-- begin Dataset rows --

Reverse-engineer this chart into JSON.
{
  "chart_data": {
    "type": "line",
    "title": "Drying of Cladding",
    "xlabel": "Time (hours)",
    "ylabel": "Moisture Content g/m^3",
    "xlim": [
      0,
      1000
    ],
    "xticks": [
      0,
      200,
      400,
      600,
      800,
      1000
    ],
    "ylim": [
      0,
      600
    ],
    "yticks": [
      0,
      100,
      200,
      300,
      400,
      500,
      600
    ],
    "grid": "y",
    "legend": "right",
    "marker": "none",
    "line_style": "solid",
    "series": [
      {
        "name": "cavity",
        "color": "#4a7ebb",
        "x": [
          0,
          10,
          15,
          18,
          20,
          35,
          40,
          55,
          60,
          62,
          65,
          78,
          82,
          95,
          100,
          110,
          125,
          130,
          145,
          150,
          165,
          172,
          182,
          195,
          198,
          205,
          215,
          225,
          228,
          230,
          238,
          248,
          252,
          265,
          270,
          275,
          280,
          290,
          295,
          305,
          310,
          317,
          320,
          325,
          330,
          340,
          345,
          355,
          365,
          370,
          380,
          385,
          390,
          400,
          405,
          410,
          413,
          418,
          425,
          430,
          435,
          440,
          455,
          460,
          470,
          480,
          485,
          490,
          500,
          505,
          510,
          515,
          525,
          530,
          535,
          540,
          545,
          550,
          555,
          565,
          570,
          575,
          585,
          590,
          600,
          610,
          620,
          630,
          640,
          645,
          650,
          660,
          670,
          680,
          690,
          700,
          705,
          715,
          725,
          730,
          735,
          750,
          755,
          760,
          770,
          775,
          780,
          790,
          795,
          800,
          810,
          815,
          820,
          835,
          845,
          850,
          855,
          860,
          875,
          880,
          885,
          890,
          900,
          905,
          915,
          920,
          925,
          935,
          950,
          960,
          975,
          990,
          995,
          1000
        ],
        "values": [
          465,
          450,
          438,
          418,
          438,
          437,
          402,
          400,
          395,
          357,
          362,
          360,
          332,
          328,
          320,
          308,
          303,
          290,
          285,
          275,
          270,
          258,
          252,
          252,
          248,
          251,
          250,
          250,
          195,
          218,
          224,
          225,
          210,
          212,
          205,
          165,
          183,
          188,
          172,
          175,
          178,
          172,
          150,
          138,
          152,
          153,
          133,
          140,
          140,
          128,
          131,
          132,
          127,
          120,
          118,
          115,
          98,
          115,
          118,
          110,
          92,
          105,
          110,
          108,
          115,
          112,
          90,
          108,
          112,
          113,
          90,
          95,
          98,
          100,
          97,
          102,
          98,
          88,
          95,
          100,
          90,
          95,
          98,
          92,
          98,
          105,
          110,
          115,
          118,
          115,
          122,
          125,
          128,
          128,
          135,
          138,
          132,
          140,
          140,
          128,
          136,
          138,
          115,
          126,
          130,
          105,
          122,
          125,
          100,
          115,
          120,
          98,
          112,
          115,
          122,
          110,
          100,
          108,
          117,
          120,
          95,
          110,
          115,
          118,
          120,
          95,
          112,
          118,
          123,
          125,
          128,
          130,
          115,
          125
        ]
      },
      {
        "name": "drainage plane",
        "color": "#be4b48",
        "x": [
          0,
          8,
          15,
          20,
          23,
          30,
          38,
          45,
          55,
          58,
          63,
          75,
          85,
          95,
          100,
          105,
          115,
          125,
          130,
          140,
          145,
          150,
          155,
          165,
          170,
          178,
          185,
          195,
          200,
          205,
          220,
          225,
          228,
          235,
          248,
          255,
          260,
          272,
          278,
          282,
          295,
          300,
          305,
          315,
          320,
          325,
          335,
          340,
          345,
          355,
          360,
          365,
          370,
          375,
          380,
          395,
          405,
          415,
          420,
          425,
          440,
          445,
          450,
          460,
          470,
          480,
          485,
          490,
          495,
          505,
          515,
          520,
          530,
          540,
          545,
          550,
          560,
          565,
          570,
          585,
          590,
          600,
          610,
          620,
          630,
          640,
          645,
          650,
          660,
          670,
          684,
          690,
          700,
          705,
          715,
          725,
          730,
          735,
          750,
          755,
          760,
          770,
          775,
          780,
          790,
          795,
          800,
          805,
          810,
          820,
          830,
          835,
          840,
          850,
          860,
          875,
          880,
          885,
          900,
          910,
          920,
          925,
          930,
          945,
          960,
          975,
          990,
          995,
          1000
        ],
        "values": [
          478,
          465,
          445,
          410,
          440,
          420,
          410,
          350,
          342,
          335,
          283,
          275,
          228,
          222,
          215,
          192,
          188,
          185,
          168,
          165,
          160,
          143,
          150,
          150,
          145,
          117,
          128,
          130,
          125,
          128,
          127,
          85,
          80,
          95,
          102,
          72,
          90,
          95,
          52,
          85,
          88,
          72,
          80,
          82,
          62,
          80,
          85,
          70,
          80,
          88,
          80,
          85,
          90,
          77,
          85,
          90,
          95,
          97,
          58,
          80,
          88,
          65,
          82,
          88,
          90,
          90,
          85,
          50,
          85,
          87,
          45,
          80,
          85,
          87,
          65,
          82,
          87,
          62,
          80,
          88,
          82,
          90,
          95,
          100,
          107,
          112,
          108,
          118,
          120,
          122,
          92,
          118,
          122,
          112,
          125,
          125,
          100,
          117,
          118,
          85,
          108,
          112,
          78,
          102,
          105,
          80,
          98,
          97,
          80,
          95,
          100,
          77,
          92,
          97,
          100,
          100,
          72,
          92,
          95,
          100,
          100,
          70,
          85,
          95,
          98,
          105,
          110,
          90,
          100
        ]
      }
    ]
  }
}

-- end Dataset rows --

Repeat every record, exactly as written.

[Result of the task]
Reverse-engineer this chart into JSON.
{
  "chart_data": {
    "type": "line",
    "title": "Drying of Cladding",
    "xlabel": "Time (hours)",
    "ylabel": "Moisture Content g/m^3",
    "xlim": [
      0,
      1000
    ],
    "xticks": [
      0,
      200,
      400,
      600,
      800,
      1000
    ],
    "ylim": [
      0,
      600
    ],
    "yticks": [
      0,
      100,
      200,
      300,
      400,
      500,
      600
    ],
    "grid": "y",
    "legend": "right",
    "marker": "none",
    "line_style": "solid",
    "series": [
      {
        "name": "cavity",
        "color": "#4a7ebb",
        "x": [
          0,
          10,
          15,
          18,
          20,
          35,
          40,
          55,
          60,
          62,
          65,
          78,
          82,
          95,
          100,
          110,
          125,
          130,
          145,
          150,
          165,
          172,
          182,
          195,
          198,
          205,
          215,
          225,
          228,
          230,
          238,
          248,
          252,
          265,
          270,
          275,
          280,
          290,
          295,
          305,
          310,
          317,
          320,
          325,
          330,
          340,
          345,
          355,
          365,
          370,
          380,
          385,
          390,
          400,
          405,
          410,
          413,
          418,
          425,
          430,
          435,
          440,
          455,
          460,
          470,
          480,
          485,
          490,
          500,
          505,
          510,
          515,
          525,
          530,
          535,
          540,
          545,
          550,
          555,
          565,
          570,
          575,
          585,
          590,
          600,
          610,
          620,
          630,
          640,
          645,
          650,
          660,
          670,
          680,
          690,
          700,
          705,
          715,
          725,
          730,
          735,
          750,
          755,
          760,
          770,
          775,
          780,
          790,
          795,
          800,
          810,
          815,
          820,
          835,
          845,
          850,
          855,
          860,
          875,
          880,
          885,
          890,
          900,
          905,
          915,
          920,
          925,
          935,
          950,
          960,
          975,
          990,
          995,
          1000
        ],
        "values": [
          465,
          450,
          438,
          418,
          438,
          437,
          402,
          400,
          395,
          357,
          362,
          360,
          332,
          328,
          320,
          308,
          303,
          290,
          285,
          275,
          270,
          258,
          252,
          252,
          248,
          251,
          250,
          250,
          195,
          218,
          224,
          225,
          210,
          212,
          205,
          165,
          183,
          188,
          172,
          175,
          178,
          172,
          150,
          138,
          152,
          153,
          133,
          140,
          140,
          128,
          131,
          132,
          127,
          120,
          118,
          115,
          98,
          115,
          118,
          110,
          92,
          105,
          110,
          108,
          115,
          112,
          90,
          108,
          112,
          113,
          90,
          95,
          98,
          100,
          97,
          102,
          98,
          88,
          95,
          100,
          90,
          95,
          98,
          92,
          98,
          105,
          110,
          115,
          118,
          115,
          122,
          125,
          128,
          128,
          135,
          138,
          132,
          140,
          140,
          128,
          136,
          138,
          115,
          126,
          130,
          105,
          122,
          125,
          100,
          115,
          120,
          98,
          112,
          115,
          122,
          110,
          100,
          108,
          117,
          120,
          95,
          110,
          115,
          118,
          120,
          95,
          112,
          118,
          123,
          125,
          128,
          130,
          115,
          125
        ]
      },
      {
        "name": "drainage plane",
        "color": "#be4b48",
        "x": [
          0,
          8,
          15,
          20,
          23,
          30,
          38,
          45,
          55,
          58,
          63,
          75,
          85,
          95,
          100,
          105,
          115,
          125,
          130,
          140,
          145,
          150,
          155,
          165,
          170,
          178,
          185,
          195,
          200,
          205,
          220,
          225,
          228,
          235,
          248,
          255,
          260,
          272,
          278,
          282,
          295,
          300,
          305,
          315,
          320,
          325,
          335,
          340,
          345,
          355,
          360,
          365,
          370,
          375,
          380,
          395,
          405,
          415,
          420,
          425,
          440,
          445,
          450,
          460,
          470,
          480,
          485,
          490,
          495,
          505,
          515,
          520,
          530,
          540,
          545,
          550,
          560,
          565,
          570,
          585,
          590,
          600,
          610,
          620,
          630,
          640,
          645,
          650,
          660,
          670,
          684,
          690,
          700,
          705,
          715,
          725,
          730,
          735,
          750,
          755,
          760,
          770,
          775,
          780,
          790,
          795,
          800,
          805,
          810,
          820,
          830,
          835,
          840,
          850,
          860,
          875,
          880,
          885,
          900,
          910,
          920,
          925,
          930,
          945,
          960,
          975,
          990,
          995,
          1000
        ],
        "values": [
          478,
          465,
          445,
          410,
          440,
          420,
          410,
          350,
          342,
          335,
          283,
          275,
          228,
          222,
          215,
          192,
          188,
          185,
          168,
          165,
          160,
          143,
          150,
          150,
          145,
          117,
          128,
          130,
          125,
          128,
          127,
          85,
          80,
          95,
          102,
          72,
          90,
          95,
          52,
          85,
          88,
          72,
          80,
          82,
          62,
          80,
          85,
          70,
          80,
          88,
          80,
          85,
          90,
          77,
          85,
          90,
          95,
          97,
          58,
          80,
          88,
          65,
          82,
          88,
          90,
          90,
          85,
          50,
          85,
          87,
          45,
          80,
          85,
          87,
          65,
          82,
          87,
          62,
          80,
          88,
          82,
          90,
          95,
          100,
          107,
          112,
          108,
          118,
          120,
          122,
          92,
          118,
          122,
          112,
          125,
          125,
          100,
          117,
          118,
          85,
          108,
          112,
          78,
          102,
          105,
          80,
          98,
          97,
          80,
          95,
          100,
          77,
          92,
          97,
          100,
          100,
          72,
          92,
          95,
          100,
          100,
          70,
          85,
          95,
          98,
          105,
          110,
          90,
          100
        ]
      }
    ]
  }
}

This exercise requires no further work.